→ Instructions for the task: Pick out and copy every line below that has the word "admission".

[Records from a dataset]
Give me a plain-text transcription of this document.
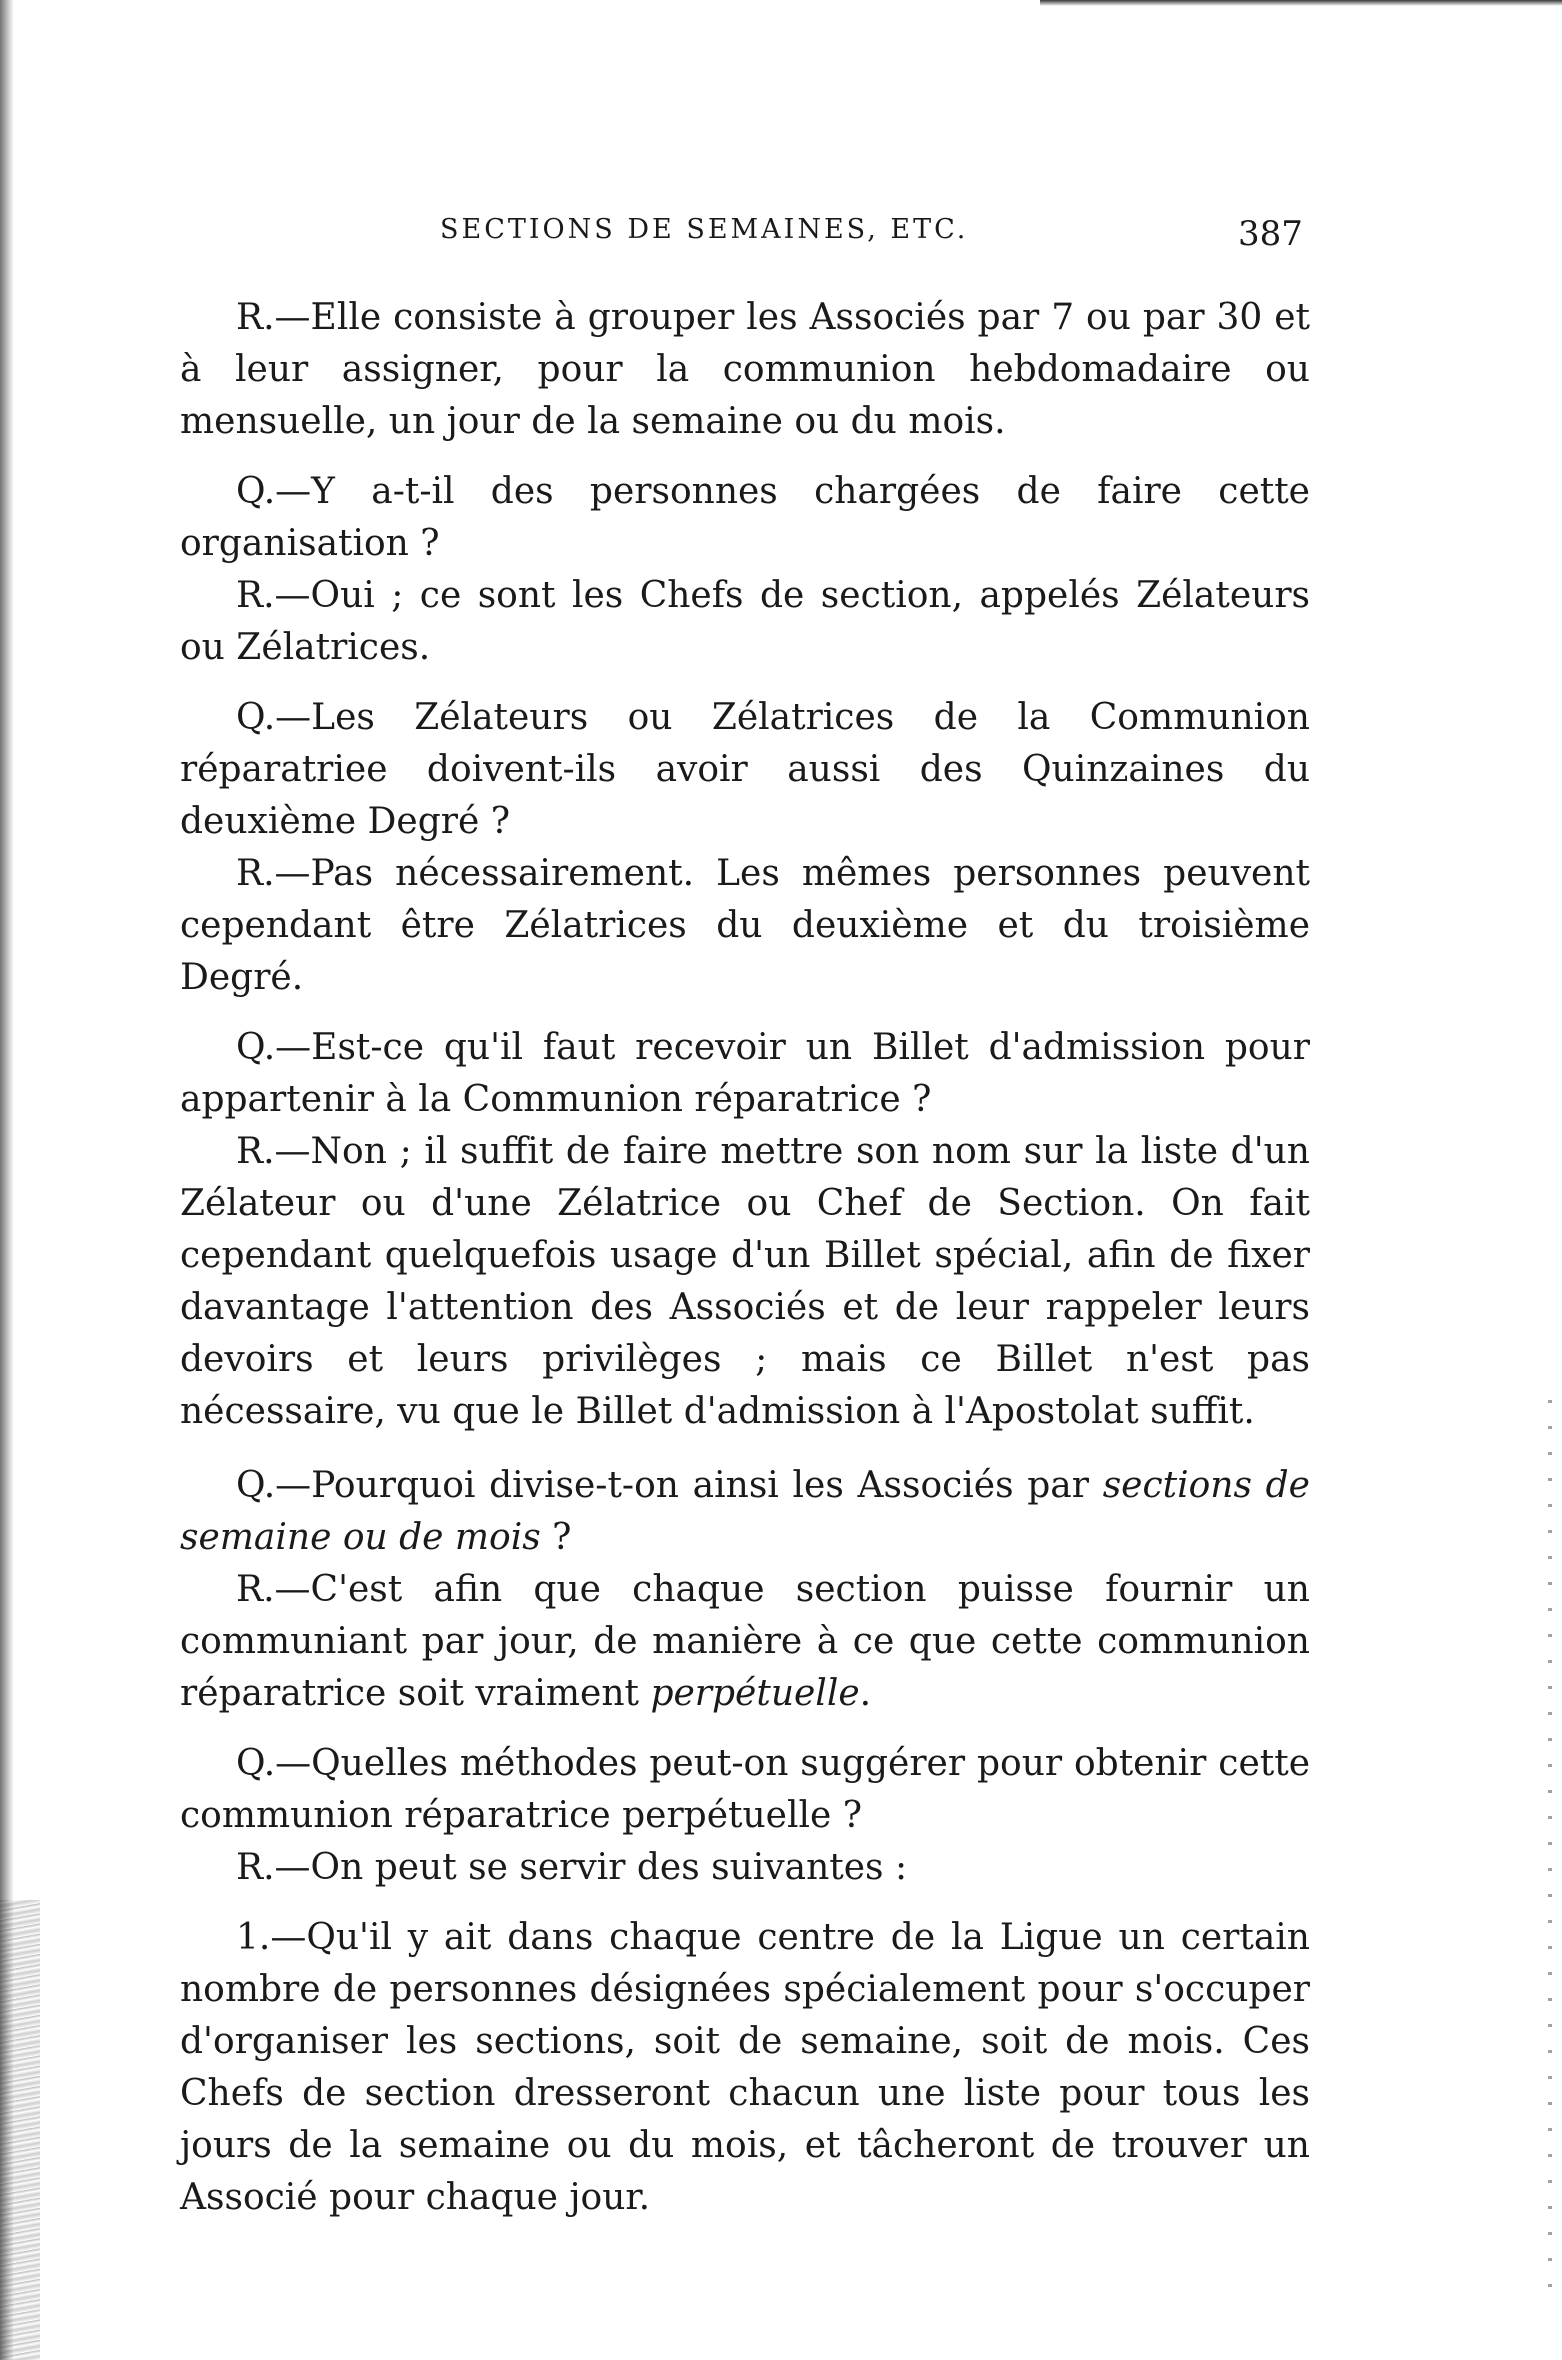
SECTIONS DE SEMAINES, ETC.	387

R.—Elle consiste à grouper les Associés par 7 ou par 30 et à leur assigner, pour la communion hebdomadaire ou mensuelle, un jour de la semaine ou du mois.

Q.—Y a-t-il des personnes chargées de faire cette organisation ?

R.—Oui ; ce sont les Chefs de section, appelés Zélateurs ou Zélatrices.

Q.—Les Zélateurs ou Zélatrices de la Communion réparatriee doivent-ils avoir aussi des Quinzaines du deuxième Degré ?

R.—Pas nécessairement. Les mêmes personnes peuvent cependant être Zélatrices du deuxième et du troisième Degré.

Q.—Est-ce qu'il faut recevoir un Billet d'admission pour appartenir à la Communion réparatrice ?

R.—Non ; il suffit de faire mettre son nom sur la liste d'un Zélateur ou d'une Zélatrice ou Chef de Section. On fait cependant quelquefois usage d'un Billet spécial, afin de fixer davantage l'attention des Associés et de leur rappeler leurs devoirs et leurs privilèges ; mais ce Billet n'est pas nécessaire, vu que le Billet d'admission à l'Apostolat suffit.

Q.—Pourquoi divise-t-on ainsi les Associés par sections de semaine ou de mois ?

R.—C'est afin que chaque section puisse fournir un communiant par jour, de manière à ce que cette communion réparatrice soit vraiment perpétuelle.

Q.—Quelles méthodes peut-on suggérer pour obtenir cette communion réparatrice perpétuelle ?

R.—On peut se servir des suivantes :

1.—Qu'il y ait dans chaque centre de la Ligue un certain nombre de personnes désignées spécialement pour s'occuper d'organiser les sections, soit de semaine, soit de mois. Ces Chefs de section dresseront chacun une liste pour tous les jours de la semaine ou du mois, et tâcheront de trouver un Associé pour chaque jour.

---

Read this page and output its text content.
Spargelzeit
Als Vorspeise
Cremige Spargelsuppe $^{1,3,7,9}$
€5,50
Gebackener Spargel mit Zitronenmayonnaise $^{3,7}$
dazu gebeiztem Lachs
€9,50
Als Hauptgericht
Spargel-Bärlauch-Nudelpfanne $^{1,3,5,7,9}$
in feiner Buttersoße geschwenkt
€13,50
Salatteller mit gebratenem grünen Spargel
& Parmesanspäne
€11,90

→ Exercise output:
Q.—Est-ce qu'il faut recevoir un Billet d'admission pour appartenir à la Communion réparatrice ?
R.—Non ; il suffit de faire mettre son nom sur la liste d'un Zélateur ou d'une Zélatrice ou Chef de Section. On fait cependant quelquefois usage d'un Billet spécial, afin de fixer davantage l'attention des Associés et de leur rappeler leurs devoirs et leurs privilèges ; mais ce Billet n'est pas nécessaire, vu que le Billet d'admission à l'Apostolat suffit.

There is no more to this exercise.